**** Dataset content

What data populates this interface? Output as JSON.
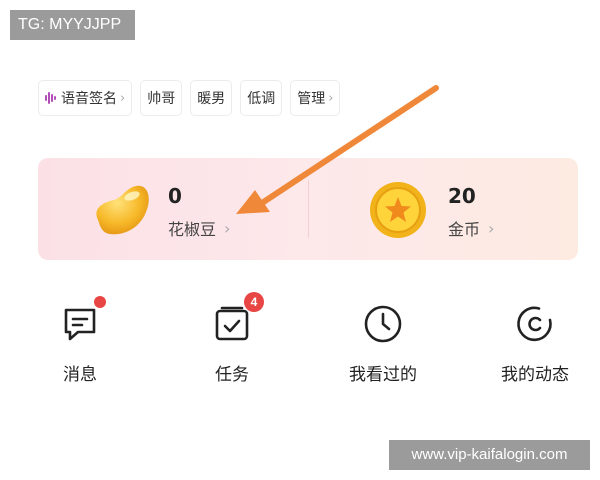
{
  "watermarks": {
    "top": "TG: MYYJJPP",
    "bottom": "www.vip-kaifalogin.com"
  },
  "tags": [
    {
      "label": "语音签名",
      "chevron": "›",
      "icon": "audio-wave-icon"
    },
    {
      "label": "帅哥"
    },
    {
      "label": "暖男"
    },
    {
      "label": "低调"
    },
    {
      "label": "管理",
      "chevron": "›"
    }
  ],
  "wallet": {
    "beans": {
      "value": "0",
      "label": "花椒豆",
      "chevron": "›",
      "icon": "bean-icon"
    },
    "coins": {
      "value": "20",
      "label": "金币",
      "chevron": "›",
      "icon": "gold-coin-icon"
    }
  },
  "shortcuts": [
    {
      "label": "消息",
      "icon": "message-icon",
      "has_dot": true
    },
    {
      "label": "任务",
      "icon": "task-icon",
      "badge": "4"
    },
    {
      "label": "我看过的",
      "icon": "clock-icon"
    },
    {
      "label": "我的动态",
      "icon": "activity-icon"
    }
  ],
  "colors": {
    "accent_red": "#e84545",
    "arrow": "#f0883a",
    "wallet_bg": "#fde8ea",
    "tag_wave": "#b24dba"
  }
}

********
**** Dataset content

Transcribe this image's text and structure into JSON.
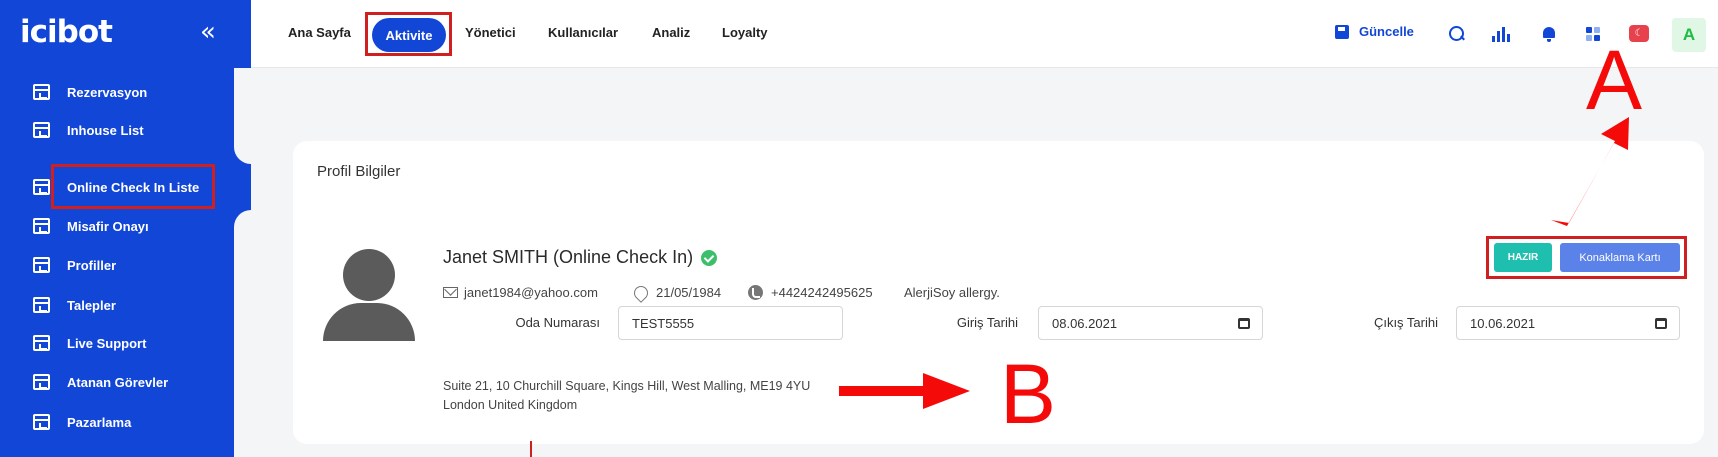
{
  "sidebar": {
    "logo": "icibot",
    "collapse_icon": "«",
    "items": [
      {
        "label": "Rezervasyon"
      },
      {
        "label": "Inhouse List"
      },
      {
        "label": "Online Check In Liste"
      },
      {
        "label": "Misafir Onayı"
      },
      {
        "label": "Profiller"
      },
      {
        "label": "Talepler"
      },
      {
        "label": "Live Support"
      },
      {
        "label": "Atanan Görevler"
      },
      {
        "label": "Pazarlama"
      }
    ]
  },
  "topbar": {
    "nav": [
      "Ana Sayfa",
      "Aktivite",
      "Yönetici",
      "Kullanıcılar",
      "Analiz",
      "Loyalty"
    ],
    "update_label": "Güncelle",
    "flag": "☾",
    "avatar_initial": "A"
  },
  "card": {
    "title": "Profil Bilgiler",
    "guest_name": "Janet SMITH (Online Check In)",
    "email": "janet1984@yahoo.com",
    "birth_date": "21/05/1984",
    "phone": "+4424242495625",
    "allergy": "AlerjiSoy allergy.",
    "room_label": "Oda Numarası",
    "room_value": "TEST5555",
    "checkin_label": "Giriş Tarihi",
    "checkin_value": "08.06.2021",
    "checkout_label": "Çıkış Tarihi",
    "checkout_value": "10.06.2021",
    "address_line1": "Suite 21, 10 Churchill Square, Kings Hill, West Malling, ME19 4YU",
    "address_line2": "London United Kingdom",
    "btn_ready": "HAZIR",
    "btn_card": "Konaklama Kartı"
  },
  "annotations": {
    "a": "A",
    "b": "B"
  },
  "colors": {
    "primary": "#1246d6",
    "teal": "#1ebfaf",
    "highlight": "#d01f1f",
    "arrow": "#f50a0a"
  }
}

********

- Problem:
Each line with the string "this" in it needs to be found and copied.

- Output:
What data populates this interface? Output as JSON.
Transcribe this image's text and structure into JSON.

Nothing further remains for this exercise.